*** DATA SHOWN ***

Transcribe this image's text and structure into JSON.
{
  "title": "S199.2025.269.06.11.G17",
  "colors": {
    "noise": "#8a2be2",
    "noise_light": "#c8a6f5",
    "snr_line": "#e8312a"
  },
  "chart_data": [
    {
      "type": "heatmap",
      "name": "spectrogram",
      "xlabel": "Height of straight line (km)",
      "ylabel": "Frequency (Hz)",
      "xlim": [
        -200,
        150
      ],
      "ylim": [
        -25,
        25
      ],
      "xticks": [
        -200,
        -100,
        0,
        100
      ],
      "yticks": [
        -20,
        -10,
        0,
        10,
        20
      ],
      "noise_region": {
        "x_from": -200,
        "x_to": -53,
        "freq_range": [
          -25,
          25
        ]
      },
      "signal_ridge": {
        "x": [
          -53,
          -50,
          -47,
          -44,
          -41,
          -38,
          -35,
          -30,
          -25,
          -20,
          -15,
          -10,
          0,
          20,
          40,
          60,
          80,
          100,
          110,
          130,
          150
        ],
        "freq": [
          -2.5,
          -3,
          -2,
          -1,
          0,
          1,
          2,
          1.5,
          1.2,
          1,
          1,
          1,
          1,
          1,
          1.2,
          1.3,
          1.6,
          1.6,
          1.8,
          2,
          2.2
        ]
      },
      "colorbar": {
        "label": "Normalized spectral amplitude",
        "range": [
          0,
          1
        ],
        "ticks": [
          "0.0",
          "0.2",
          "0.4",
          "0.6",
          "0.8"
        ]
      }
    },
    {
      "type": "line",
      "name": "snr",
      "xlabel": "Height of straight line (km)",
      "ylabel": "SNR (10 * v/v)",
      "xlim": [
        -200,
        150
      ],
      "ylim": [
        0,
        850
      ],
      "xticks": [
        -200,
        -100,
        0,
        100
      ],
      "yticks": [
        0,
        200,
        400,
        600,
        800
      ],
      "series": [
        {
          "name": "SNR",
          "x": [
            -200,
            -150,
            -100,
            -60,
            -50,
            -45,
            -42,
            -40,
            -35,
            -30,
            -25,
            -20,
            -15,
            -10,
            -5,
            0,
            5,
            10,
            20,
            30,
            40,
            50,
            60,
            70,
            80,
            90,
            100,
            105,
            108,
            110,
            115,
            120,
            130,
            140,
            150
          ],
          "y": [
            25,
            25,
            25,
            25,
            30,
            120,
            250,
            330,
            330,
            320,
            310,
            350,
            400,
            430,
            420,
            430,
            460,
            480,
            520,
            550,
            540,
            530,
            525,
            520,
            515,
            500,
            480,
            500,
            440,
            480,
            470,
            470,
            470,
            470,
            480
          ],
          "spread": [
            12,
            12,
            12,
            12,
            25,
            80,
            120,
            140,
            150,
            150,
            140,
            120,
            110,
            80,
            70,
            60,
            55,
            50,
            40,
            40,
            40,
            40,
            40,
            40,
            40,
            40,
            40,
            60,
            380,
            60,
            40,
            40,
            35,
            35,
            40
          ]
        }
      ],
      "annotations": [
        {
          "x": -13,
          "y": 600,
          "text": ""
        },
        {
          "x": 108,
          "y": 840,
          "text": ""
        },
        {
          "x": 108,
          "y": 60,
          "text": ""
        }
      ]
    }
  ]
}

***

# EXERCISE PROMPT
Repeat the data precisely, reproducing every entry.

# CORRECT RESULT
Transcribe this image's text and structure into JSON.
{
  "title": "S199.2025.269.06.11.G17",
  "colors": {
    "noise": "#8a2be2",
    "noise_light": "#c8a6f5",
    "snr_line": "#e8312a"
  },
  "chart_data": [
    {
      "type": "heatmap",
      "name": "spectrogram",
      "xlabel": "Height of straight line (km)",
      "ylabel": "Frequency (Hz)",
      "xlim": [
        -200,
        150
      ],
      "ylim": [
        -25,
        25
      ],
      "xticks": [
        -200,
        -100,
        0,
        100
      ],
      "yticks": [
        -20,
        -10,
        0,
        10,
        20
      ],
      "noise_region": {
        "x_from": -200,
        "x_to": -53,
        "freq_range": [
          -25,
          25
        ]
      },
      "signal_ridge": {
        "x": [
          -53,
          -50,
          -47,
          -44,
          -41,
          -38,
          -35,
          -30,
          -25,
          -20,
          -15,
          -10,
          0,
          20,
          40,
          60,
          80,
          100,
          110,
          130,
          150
        ],
        "freq": [
          -2.5,
          -3,
          -2,
          -1,
          0,
          1,
          2,
          1.5,
          1.2,
          1,
          1,
          1,
          1,
          1,
          1.2,
          1.3,
          1.6,
          1.6,
          1.8,
          2,
          2.2
        ]
      },
      "colorbar": {
        "label": "Normalized spectral amplitude",
        "range": [
          0,
          1
        ],
        "ticks": [
          "0.0",
          "0.2",
          "0.4",
          "0.6",
          "0.8"
        ]
      }
    },
    {
      "type": "line",
      "name": "snr",
      "xlabel": "Height of straight line (km)",
      "ylabel": "SNR (10 * v/v)",
      "xlim": [
        -200,
        150
      ],
      "ylim": [
        0,
        850
      ],
      "xticks": [
        -200,
        -100,
        0,
        100
      ],
      "yticks": [
        0,
        200,
        400,
        600,
        800
      ],
      "series": [
        {
          "name": "SNR",
          "x": [
            -200,
            -150,
            -100,
            -60,
            -50,
            -45,
            -42,
            -40,
            -35,
            -30,
            -25,
            -20,
            -15,
            -10,
            -5,
            0,
            5,
            10,
            20,
            30,
            40,
            50,
            60,
            70,
            80,
            90,
            100,
            105,
            108,
            110,
            115,
            120,
            130,
            140,
            150
          ],
          "y": [
            25,
            25,
            25,
            25,
            30,
            120,
            250,
            330,
            330,
            320,
            310,
            350,
            400,
            430,
            420,
            430,
            460,
            480,
            520,
            550,
            540,
            530,
            525,
            520,
            515,
            500,
            480,
            500,
            440,
            480,
            470,
            470,
            470,
            470,
            480
          ],
          "spread": [
            12,
            12,
            12,
            12,
            25,
            80,
            120,
            140,
            150,
            150,
            140,
            120,
            110,
            80,
            70,
            60,
            55,
            50,
            40,
            40,
            40,
            40,
            40,
            40,
            40,
            40,
            40,
            60,
            380,
            60,
            40,
            40,
            35,
            35,
            40
          ]
        }
      ],
      "annotations": [
        {
          "x": -13,
          "y": 600,
          "text": ""
        },
        {
          "x": 108,
          "y": 840,
          "text": ""
        },
        {
          "x": 108,
          "y": 60,
          "text": ""
        }
      ]
    }
  ]
}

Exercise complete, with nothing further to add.